◆ Collected data entries:
----------------

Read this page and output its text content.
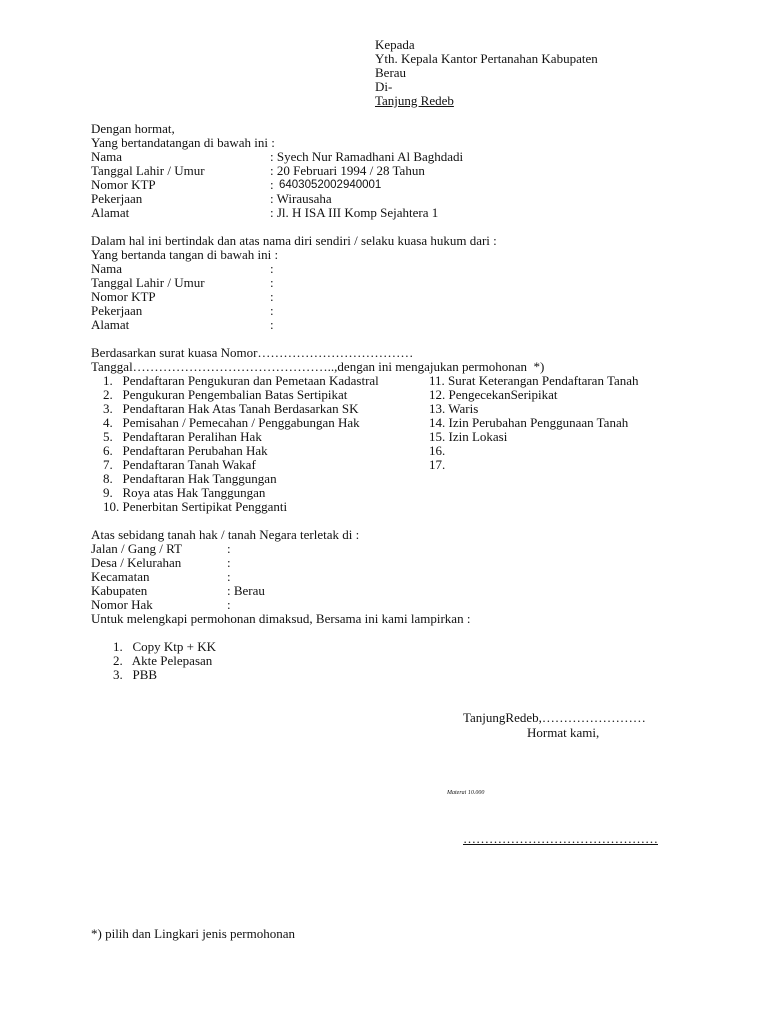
Kepada
Yth. Kepala Kantor Pertanahan Kabupaten
Berau
Di-
Tanjung Redeb
Dengan hormat,
Yang bertandatangan di bawah ini :
Nama	: Syech Nur Ramadhani Al Baghdadi
Tanggal Lahir / Umur	: 20 Februari 1994 / 28 Tahun
Nomor KTP	: 6403052002940001
Pekerjaan	: Wirausaha
Alamat	: Jl. H ISA III Komp Sejahtera 1
Dalam hal ini bertindak dan atas nama diri sendiri / selaku kuasa hukum dari :
Yang bertanda tangan di bawah ini :
Nama	:
Tanggal Lahir / Umur	:
Nomor KTP	:
Pekerjaan	:
Alamat	:
Berdasarkan surat kuasa Nomor………………………………
Tanggal………………………………………..,dengan ini mengajukan permohonan  *)
1.   Pendaftaran Pengukuran dan Pemetaan Kadastral
2.   Pengukuran Pengembalian Batas Sertipikat
3.   Pendaftaran Hak Atas Tanah Berdasarkan SK
4.   Pemisahan / Pemecahan / Penggabungan Hak
5.   Pendaftaran Peralihan Hak
6.   Pendaftaran Perubahan Hak
7.   Pendaftaran Tanah Wakaf
8.   Pendaftaran Hak Tanggungan
9.   Roya atas Hak Tanggungan
10. Penerbitan Sertipikat Pengganti
11. Surat Keterangan Pendaftaran Tanah
12. PengecekanSeripikat
13. Waris
14. Izin Perubahan Penggunaan Tanah
15. Izin Lokasi
16.
17.
Atas sebidang tanah hak / tanah Negara terletak di :
Jalan / Gang / RT	:
Desa / Kelurahan	:
Kecamatan	:
Kabupaten	: Berau
Nomor Hak	:
Untuk melengkapi permohonan dimaksud, Bersama ini kami lampirkan :
1.   Copy Ktp + KK
2.   Akte Pelepasan
3.   PBB
TanjungRedeb,……………………
Hormat kami,
Materai 10.000
………………………………………
*) pilih dan Lingkari jenis permohonan
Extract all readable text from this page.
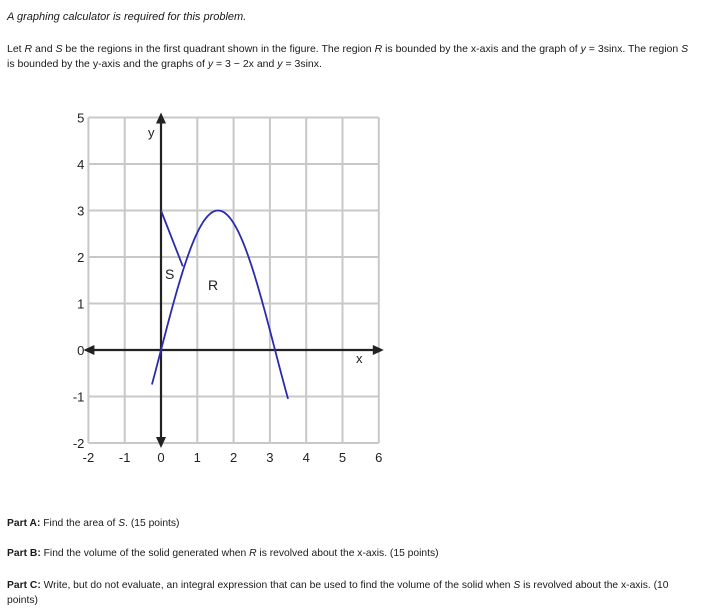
A graphing calculator is required for this problem.
Let R and S be the regions in the first quadrant shown in the figure. The region R is bounded by the x-axis and the graph of y = 3sinx. The region S is bounded by the y-axis and the graphs of y = 3 − 2x and y = 3sinx.
-2 -1 0 1 2 3 4 5 6
5
4
3
2
1
0
-1
-2
x
y
S
R
Part A: Find the area of S. (15 points)
Part B: Find the volume of the solid generated when R is revolved about the x-axis. (15 points)
Part C: Write, but do not evaluate, an integral expression that can be used to find the volume of the solid when S is revolved about the x-axis. (10 points)
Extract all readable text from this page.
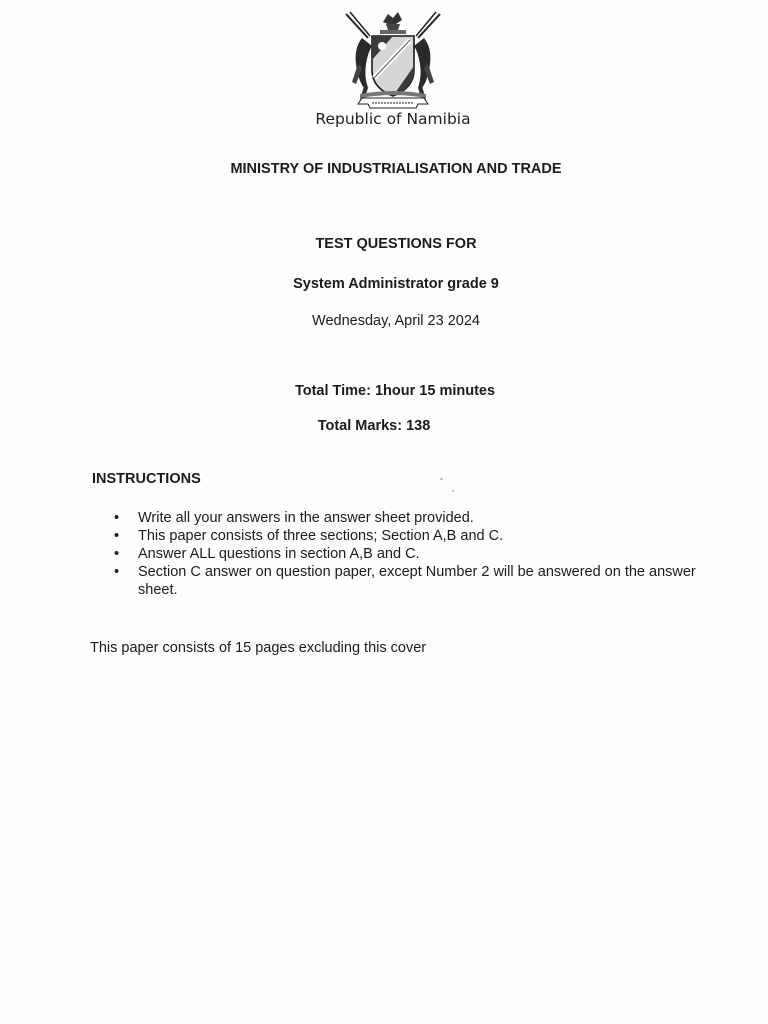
Republic of Namibia
MINISTRY OF INDUSTRIALISATION AND TRADE
TEST QUESTIONS FOR
System Administrator grade 9
Wednesday, April 23 2024
Total Time: 1hour 15 minutes
Total Marks: 138
INSTRUCTIONS
• Write all your answers in the answer sheet provided.
• This paper consists of three sections; Section A,B and C.
• Answer ALL questions in section A,B and C.
• Section C answer on question paper, except Number 2 will be answered on the answer sheet.
This paper consists of 15 pages excluding this cover
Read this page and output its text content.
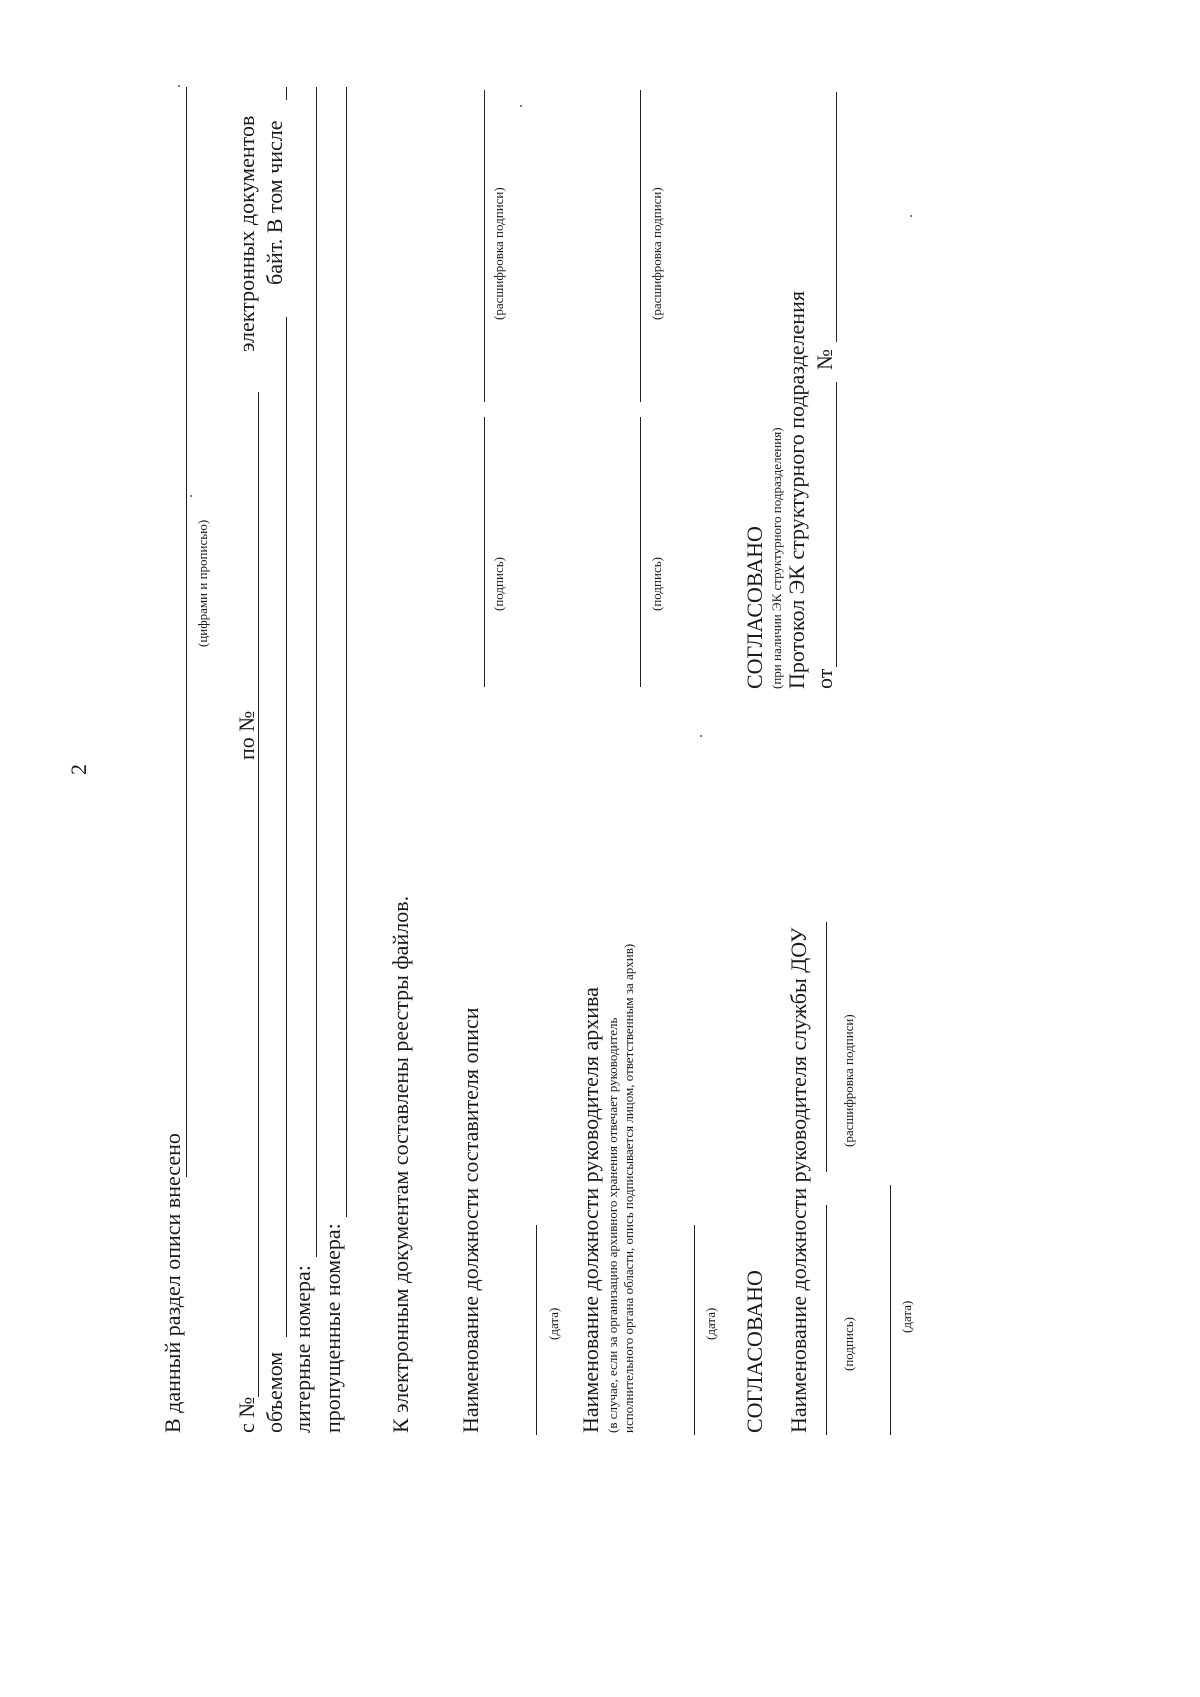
2
В данный раздел описи внесено
(цифрами и прописью)
с №
по №
электронных документов
объемом
байт. В том числе
литерные номера: пропущенные номера: К электронным документам составлены реестры файлов. Наименование должности составителя описи
(подпись)
(расшифровка подписи)
(дата) Наименование должности руководителя архива (в случае, если за организацию архивного хранения отвечает руководитель исполнительного органа области, опись подписывается лицом, ответственным за архив)
(подпись)
(расшифровка подписи)
(дата) СОГЛАСОВАНО Наименование должности руководителя службы ДОУ (подпись)
(расшифровка подписи)
(дата)
СОГЛАСОВАНО (при наличии ЭК структурного подразделения) Протокол ЭК структурного подразделения от
№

----------------

◆ Written instruction:
Gather, from the listing above, every line carrying the word "about".

◆ Output below:
Part B: Find the volume of the solid generated when R is revolved about the x-axis. (15 points)
Part C: Write, but do not evaluate, an integral expression that can be used to find the volume of the solid when S is revolved about the x-axis. (10 points)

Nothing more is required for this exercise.